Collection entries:
※ ※ ※

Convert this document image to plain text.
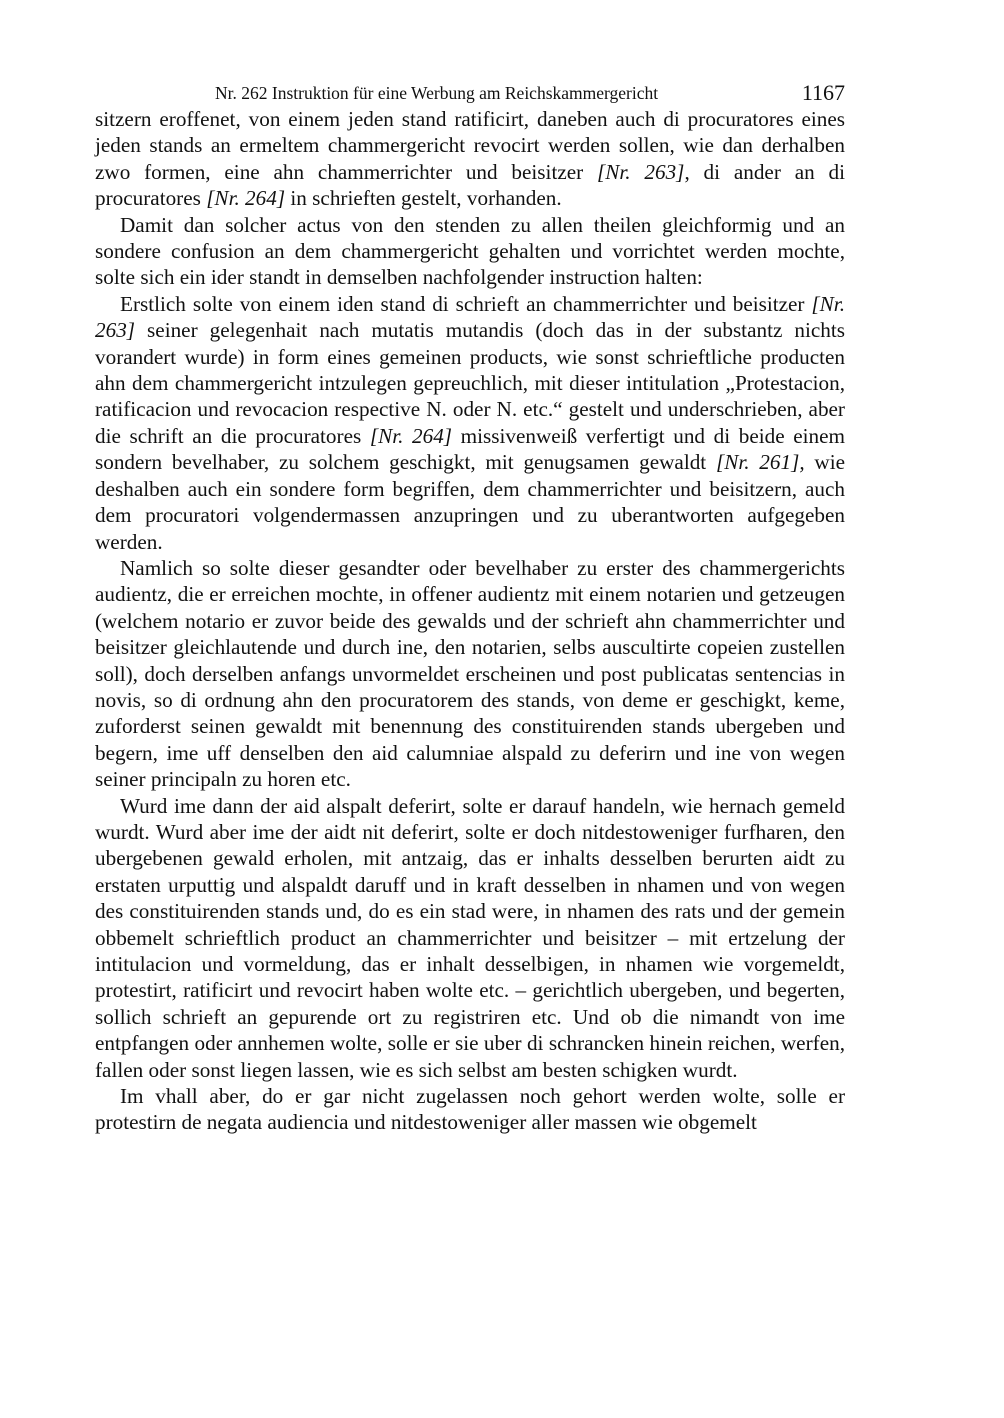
Nr. 262 Instruktion für eine Werbung am Reichskammergericht	1167

sitzern eroffenet, von einem jeden stand ratificirt, daneben auch di procuratores eines jeden stands an ermeltem chammergericht revocirt werden sollen, wie dan derhalben zwo formen, eine ahn chammerrichter und beisitzer [Nr. 263], di ander an di procuratores [Nr. 264] in schrieften gestelt, vorhanden.

Damit dan solcher actus von den stenden zu allen theilen gleichformig und an sondere confusion an dem chammergericht gehalten und vorrichtet werden mochte, solte sich ein ider standt in demselben nachfolgender instruction halten:

Erstlich solte von einem iden stand di schrieft an chammerrichter und beisitzer [Nr. 263] seiner gelegenhait nach mutatis mutandis (doch das in der substantz nichts vorandert wurde) in form eines gemeinen products, wie sonst schrieftliche producten ahn dem chammergericht intzulegen gepreuchlich, mit dieser intitulation „Protestacion, ratificacion und revocacion respective N. oder N. etc.“ gestelt und underschrieben, aber die schrift an die procuratores [Nr. 264] missivenweiß verfertigt und di beide einem sondern bevelhaber, zu solchem geschigkt, mit genugsamen gewaldt [Nr. 261], wie deshalben auch ein sondere form begriffen, dem chammerrichter und beisitzern, auch dem procuratori volgendermassen anzupringen und zu uberantworten aufgegeben werden.

Namlich so solte dieser gesandter oder bevelhaber zu erster des chammergerichts audientz, die er erreichen mochte, in offener audientz mit einem notarien und getzeugen (welchem notario er zuvor beide des gewalds und der schrieft ahn chammerrichter und beisitzer gleichlautende und durch ine, den notarien, selbs auscultirte copeien zustellen soll), doch derselben anfangs unvormeldet erscheinen und post publicatas sentencias in novis, so di ordnung ahn den procuratorem des stands, von deme er geschigkt, keme, zuforderst seinen gewaldt mit benennung des constituirenden stands ubergeben und begern, ime uff denselben den aid calumniae alspald zu deferirn und ine von wegen seiner principaln zu horen etc.

Wurd ime dann der aid alspalt deferirt, solte er darauf handeln, wie hernach gemeld wurdt. Wurd aber ime der aidt nit deferirt, solte er doch nitdestoweniger furfharen, den ubergebenen gewald erholen, mit antzaig, das er inhalts desselben berurten aidt zu erstaten urputtig und alspaldt daruff und in kraft desselben in nhamen und von wegen des constituirenden stands und, do es ein stad were, in nhamen des rats und der gemein obbemelt schrieftlich product an chammerrichter und beisitzer – mit ertzelung der intitulacion und vormeldung, das er inhalt desselbigen, in nhamen wie vorgemeldt, protestirt, ratificirt und revocirt haben wolte etc. – gerichtlich ubergeben, und begerten, sollich schrieft an gepurende ort zu registriren etc. Und ob die nimandt von ime entpfangen oder annhemen wolte, solle er sie uber di schrancken hinein reichen, werfen, fallen oder sonst liegen lassen, wie es sich selbst am besten schigken wurdt.

Im vhall aber, do er gar nicht zugelassen noch gehort werden wolte, solle er protestirn de negata audiencia und nitdestoweniger aller massen wie obgemelt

※ ※ ※

Skip the images and write out the rest of the listing exactly.

### RESPONSE TO THE TASK
Convert this document image to plain text.
Nr. 262 Instruktion für eine Werbung am Reichskammergericht	1167

sitzern eroffenet, von einem jeden stand ratificirt, daneben auch di procuratores eines jeden stands an ermeltem chammergericht revocirt werden sollen, wie dan derhalben zwo formen, eine ahn chammerrichter und beisitzer [Nr. 263], di ander an di procuratores [Nr. 264] in schrieften gestelt, vorhanden.

Damit dan solcher actus von den stenden zu allen theilen gleichformig und an sondere confusion an dem chammergericht gehalten und vorrichtet werden mochte, solte sich ein ider standt in demselben nachfolgender instruction halten:

Erstlich solte von einem iden stand di schrieft an chammerrichter und beisitzer [Nr. 263] seiner gelegenhait nach mutatis mutandis (doch das in der substantz nichts vorandert wurde) in form eines gemeinen products, wie sonst schrieftliche producten ahn dem chammergericht intzulegen gepreuchlich, mit dieser intitulation „Protestacion, ratificacion und revocacion respective N. oder N. etc.“ gestelt und underschrieben, aber die schrift an die procuratores [Nr. 264] missivenweiß verfertigt und di beide einem sondern bevelhaber, zu solchem geschigkt, mit genugsamen gewaldt [Nr. 261], wie deshalben auch ein sondere form begriffen, dem chammerrichter und beisitzern, auch dem procuratori volgendermassen anzupringen und zu uberantworten aufgegeben werden.

Namlich so solte dieser gesandter oder bevelhaber zu erster des chammergerichts audientz, die er erreichen mochte, in offener audientz mit einem notarien und getzeugen (welchem notario er zuvor beide des gewalds und der schrieft ahn chammerrichter und beisitzer gleichlautende und durch ine, den notarien, selbs auscultirte copeien zustellen soll), doch derselben anfangs unvormeldet erscheinen und post publicatas sentencias in novis, so di ordnung ahn den procuratorem des stands, von deme er geschigkt, keme, zuforderst seinen gewaldt mit benennung des constituirenden stands ubergeben und begern, ime uff denselben den aid calumniae alspald zu deferirn und ine von wegen seiner principaln zu horen etc.

Wurd ime dann der aid alspalt deferirt, solte er darauf handeln, wie hernach gemeld wurdt. Wurd aber ime der aidt nit deferirt, solte er doch nitdestoweniger furfharen, den ubergebenen gewald erholen, mit antzaig, das er inhalts desselben berurten aidt zu erstaten urputtig und alspaldt daruff und in kraft desselben in nhamen und von wegen des constituirenden stands und, do es ein stad were, in nhamen des rats und der gemein obbemelt schrieftlich product an chammerrichter und beisitzer – mit ertzelung der intitulacion und vormeldung, das er inhalt desselbigen, in nhamen wie vorgemeldt, protestirt, ratificirt und revocirt haben wolte etc. – gerichtlich ubergeben, und begerten, sollich schrieft an gepurende ort zu registriren etc. Und ob die nimandt von ime entpfangen oder annhemen wolte, solle er sie uber di schrancken hinein reichen, werfen, fallen oder sonst liegen lassen, wie es sich selbst am besten schigken wurdt.

Im vhall aber, do er gar nicht zugelassen noch gehort werden wolte, solle er protestirn de negata audiencia und nitdestoweniger aller massen wie obgemelt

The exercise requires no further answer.